─── Provided records

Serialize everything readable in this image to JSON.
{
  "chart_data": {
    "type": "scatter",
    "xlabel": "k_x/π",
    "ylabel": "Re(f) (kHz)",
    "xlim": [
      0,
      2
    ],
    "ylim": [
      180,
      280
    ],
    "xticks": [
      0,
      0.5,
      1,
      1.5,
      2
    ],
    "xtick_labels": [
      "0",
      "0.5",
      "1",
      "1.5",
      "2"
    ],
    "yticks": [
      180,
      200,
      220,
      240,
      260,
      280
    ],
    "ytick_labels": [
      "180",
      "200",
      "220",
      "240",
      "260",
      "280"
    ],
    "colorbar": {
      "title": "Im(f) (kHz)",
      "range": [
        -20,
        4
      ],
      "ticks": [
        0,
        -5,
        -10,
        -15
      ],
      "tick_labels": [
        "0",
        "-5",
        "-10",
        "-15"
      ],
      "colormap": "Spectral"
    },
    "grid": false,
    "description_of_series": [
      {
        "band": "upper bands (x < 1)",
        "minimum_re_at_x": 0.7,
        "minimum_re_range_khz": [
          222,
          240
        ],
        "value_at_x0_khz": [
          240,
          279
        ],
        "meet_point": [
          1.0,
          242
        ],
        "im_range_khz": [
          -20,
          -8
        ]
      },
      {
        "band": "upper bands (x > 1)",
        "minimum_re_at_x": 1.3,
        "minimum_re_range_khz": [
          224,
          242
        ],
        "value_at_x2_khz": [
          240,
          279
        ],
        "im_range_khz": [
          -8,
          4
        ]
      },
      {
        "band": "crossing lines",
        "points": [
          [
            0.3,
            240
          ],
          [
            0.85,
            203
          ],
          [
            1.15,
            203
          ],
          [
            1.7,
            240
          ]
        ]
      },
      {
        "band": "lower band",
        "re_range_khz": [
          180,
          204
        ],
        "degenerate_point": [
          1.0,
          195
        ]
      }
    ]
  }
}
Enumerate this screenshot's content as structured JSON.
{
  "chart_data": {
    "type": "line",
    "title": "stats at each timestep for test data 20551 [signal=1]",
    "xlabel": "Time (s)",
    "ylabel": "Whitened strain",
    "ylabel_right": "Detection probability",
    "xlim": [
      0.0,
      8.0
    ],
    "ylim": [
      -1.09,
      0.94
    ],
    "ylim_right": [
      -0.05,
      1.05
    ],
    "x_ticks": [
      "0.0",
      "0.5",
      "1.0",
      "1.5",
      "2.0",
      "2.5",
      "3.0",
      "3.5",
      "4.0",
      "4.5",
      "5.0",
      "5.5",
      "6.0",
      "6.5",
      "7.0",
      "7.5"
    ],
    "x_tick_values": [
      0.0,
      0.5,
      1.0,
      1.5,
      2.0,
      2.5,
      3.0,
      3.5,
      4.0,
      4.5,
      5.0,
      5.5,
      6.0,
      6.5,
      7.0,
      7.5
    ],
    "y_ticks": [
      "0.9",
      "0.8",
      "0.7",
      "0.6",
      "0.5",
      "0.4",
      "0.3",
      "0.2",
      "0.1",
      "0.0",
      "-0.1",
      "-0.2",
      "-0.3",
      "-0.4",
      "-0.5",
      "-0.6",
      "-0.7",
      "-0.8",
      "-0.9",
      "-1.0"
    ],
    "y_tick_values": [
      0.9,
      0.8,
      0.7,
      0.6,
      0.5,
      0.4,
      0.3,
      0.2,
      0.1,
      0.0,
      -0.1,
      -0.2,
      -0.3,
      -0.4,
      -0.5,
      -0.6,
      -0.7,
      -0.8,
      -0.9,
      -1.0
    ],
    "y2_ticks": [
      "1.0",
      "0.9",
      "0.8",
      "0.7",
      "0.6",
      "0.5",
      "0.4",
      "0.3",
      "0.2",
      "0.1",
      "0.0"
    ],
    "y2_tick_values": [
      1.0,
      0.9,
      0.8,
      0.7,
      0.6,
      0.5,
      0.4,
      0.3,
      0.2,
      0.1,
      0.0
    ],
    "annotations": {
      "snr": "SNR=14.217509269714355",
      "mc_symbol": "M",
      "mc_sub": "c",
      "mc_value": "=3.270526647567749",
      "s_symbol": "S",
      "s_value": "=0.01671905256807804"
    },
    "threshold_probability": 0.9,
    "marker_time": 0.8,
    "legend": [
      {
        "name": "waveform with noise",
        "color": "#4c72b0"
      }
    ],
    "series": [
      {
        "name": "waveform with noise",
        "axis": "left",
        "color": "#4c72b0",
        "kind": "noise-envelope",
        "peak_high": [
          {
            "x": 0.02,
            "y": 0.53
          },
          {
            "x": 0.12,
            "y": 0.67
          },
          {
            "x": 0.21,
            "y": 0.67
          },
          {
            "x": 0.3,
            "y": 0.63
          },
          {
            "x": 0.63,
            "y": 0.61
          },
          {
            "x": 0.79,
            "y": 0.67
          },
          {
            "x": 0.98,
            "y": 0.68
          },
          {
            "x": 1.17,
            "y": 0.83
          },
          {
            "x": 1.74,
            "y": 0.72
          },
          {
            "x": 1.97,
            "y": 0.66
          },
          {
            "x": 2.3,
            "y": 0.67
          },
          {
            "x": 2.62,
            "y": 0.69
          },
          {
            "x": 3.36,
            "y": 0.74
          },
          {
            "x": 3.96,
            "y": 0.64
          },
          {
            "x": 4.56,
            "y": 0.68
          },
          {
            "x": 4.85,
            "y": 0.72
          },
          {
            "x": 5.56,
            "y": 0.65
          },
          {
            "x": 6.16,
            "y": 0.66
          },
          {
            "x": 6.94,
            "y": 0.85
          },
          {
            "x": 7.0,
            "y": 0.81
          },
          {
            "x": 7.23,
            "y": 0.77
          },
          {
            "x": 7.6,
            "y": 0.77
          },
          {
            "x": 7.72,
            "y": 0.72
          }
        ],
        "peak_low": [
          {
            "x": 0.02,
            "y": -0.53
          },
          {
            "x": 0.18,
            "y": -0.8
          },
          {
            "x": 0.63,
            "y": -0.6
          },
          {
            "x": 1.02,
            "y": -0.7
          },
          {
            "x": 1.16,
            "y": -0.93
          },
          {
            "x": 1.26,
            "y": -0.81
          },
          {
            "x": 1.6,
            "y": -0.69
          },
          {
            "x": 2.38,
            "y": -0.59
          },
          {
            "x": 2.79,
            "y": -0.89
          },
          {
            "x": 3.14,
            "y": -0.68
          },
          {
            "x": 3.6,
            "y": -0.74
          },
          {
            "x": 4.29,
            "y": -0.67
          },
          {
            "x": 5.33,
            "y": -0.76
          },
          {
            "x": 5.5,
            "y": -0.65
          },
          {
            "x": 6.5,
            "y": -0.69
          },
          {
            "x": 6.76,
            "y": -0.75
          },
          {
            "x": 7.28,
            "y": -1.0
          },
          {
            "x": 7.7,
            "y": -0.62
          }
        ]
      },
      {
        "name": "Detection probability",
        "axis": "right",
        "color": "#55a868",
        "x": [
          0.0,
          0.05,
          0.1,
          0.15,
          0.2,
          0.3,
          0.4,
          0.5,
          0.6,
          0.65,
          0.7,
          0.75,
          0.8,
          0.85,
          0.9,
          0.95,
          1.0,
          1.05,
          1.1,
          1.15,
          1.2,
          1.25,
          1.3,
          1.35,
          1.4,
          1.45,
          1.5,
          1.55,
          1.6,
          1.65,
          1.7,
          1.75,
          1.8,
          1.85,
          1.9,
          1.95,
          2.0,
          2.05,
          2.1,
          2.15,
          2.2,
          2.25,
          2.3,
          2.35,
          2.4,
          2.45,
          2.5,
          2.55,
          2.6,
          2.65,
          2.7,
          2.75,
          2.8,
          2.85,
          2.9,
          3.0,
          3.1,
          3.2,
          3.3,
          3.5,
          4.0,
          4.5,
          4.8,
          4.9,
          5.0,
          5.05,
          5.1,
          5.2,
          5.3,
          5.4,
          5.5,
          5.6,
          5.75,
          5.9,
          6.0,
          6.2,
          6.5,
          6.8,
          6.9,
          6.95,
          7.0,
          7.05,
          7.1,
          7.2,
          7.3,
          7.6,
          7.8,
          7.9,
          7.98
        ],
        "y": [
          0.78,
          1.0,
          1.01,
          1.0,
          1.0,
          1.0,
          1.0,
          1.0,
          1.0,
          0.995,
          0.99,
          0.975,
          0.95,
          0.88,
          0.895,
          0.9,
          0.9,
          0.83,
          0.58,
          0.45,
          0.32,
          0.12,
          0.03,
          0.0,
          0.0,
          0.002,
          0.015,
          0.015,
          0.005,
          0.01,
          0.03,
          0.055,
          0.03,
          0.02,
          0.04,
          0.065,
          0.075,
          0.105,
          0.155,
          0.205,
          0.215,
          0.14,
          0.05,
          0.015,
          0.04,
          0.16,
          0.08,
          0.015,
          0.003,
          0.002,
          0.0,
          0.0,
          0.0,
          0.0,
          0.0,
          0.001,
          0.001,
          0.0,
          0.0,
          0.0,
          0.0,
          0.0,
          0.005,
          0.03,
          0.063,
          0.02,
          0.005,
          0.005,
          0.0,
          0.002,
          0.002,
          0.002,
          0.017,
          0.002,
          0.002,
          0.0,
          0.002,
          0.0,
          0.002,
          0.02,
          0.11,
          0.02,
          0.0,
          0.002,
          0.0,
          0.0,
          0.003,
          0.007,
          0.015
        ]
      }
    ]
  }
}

──────

The problem ▸ Gather each line holding the string "upper".

Finished answer ▸
        "band": "upper bands (x < 1)",
        "band": "upper bands (x > 1)",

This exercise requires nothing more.